> [Problem requirements]:
List each line of the data that holds the string "this".

> [Records supplied]:

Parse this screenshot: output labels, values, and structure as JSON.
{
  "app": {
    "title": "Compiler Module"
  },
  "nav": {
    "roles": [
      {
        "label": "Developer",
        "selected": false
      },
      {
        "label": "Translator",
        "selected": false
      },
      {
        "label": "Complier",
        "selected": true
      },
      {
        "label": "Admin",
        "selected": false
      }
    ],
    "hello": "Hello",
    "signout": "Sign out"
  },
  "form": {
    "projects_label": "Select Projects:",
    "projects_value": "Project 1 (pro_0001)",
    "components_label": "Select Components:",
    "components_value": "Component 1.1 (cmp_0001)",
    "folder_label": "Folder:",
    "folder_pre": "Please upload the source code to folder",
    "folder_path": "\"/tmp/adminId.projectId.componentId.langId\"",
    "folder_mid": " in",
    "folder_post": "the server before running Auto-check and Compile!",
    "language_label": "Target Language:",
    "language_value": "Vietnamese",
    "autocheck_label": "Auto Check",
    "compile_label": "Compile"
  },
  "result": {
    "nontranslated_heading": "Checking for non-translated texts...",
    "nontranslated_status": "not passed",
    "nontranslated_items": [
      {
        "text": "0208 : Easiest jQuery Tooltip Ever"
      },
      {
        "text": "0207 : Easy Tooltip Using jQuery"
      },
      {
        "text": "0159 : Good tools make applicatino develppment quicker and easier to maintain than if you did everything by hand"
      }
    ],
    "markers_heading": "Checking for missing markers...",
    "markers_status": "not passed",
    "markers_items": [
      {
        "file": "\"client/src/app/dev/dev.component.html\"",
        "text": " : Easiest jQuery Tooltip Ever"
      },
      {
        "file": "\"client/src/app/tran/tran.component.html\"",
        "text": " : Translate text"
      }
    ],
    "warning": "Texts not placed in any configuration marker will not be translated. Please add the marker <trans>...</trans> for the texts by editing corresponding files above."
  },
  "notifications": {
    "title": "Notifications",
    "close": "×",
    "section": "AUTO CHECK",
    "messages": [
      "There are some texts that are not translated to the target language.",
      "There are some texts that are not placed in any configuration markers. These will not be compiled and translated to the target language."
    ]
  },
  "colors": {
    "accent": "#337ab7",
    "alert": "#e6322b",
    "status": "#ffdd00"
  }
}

...

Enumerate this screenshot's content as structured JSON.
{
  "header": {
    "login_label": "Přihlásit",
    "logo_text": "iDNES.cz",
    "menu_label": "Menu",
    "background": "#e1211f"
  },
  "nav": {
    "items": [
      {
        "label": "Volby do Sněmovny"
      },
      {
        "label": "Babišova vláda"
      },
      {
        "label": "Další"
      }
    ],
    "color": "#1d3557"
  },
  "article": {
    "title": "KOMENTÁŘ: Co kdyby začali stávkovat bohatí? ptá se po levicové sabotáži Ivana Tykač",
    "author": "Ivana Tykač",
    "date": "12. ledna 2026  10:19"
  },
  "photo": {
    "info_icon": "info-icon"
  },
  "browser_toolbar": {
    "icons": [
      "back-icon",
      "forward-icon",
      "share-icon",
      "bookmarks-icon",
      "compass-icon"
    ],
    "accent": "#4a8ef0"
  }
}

==

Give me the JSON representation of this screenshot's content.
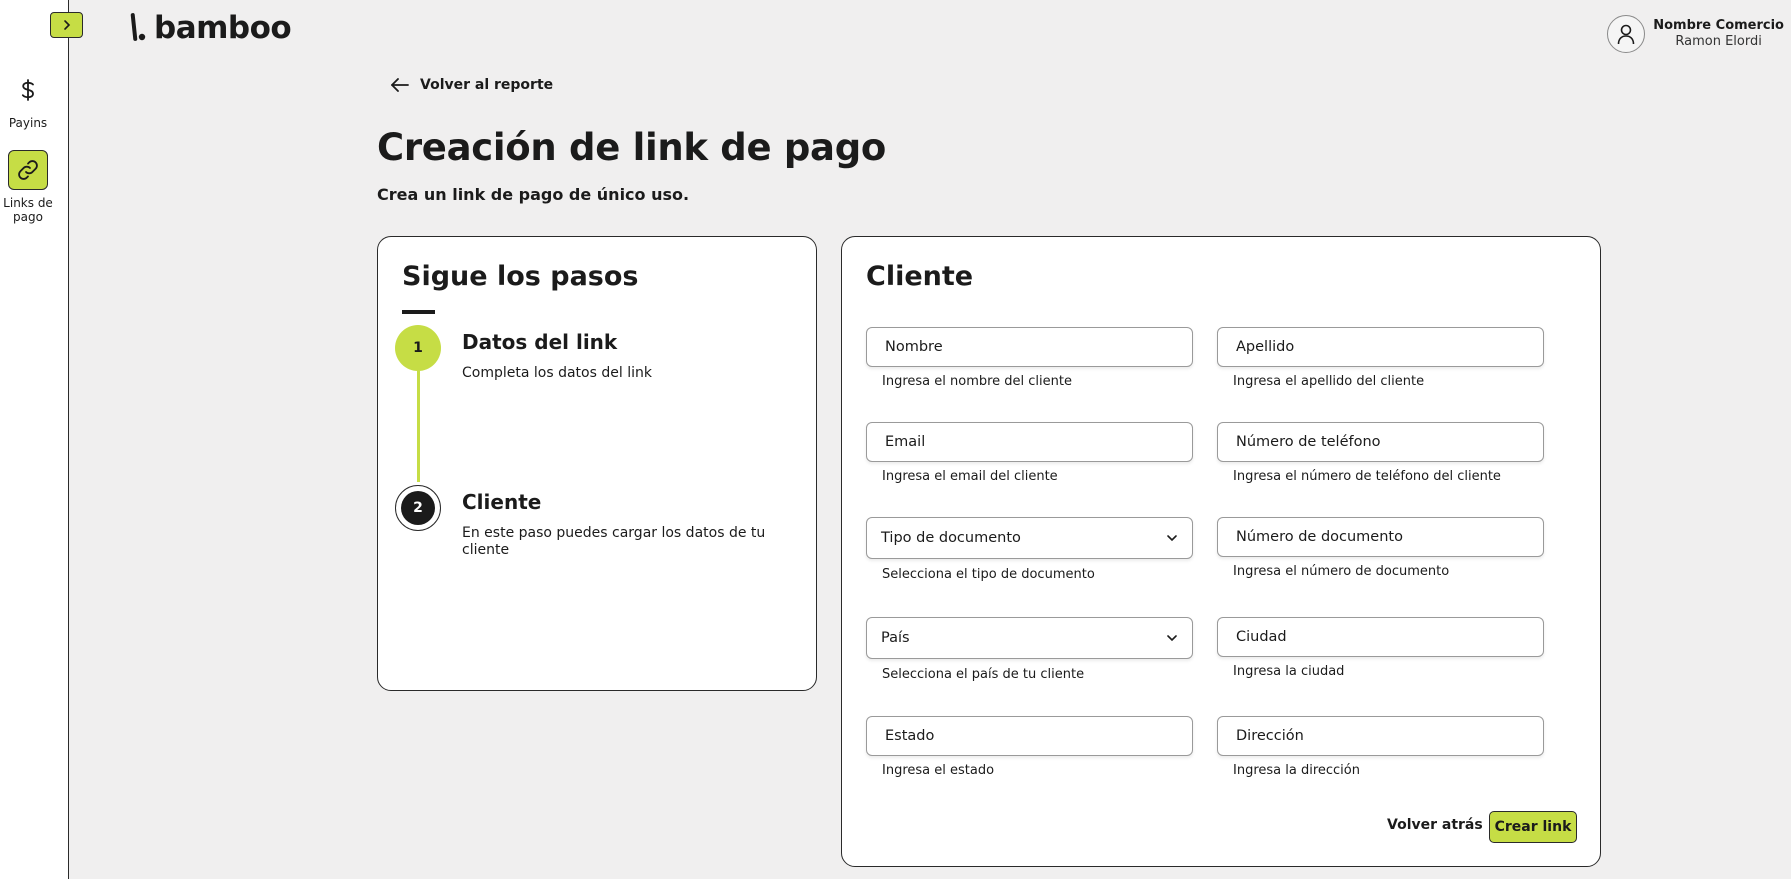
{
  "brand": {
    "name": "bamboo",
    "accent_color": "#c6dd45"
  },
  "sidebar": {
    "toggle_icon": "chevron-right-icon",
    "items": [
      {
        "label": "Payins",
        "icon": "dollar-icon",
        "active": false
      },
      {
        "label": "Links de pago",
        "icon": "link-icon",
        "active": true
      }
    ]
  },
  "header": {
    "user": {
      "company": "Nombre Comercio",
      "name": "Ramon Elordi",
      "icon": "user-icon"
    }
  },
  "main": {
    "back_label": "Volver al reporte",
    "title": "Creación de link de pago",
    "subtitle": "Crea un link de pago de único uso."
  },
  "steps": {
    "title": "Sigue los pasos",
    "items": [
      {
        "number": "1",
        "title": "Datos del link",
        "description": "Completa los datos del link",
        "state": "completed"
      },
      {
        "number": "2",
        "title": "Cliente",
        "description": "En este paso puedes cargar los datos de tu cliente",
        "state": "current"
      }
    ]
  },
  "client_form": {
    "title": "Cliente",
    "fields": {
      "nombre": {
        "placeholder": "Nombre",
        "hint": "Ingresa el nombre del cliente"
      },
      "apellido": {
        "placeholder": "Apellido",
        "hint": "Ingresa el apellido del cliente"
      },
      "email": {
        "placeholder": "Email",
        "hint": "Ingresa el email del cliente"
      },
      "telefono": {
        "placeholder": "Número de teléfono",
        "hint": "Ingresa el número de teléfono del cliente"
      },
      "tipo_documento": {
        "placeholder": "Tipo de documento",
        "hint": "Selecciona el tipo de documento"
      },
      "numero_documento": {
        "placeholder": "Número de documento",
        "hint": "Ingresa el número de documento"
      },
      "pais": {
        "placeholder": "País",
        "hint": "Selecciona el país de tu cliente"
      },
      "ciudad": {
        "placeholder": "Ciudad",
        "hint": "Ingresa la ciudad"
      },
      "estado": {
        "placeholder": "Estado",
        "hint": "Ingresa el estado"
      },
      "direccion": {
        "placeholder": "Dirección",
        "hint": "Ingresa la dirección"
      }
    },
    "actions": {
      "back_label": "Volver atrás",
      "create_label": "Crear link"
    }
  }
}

> [Task output]:
Parse this screenshot: output labels, values, and structure as JSON.
Enumerate this screenshot's content as structured JSON.
Give me the JSON representation of this screenshot's content.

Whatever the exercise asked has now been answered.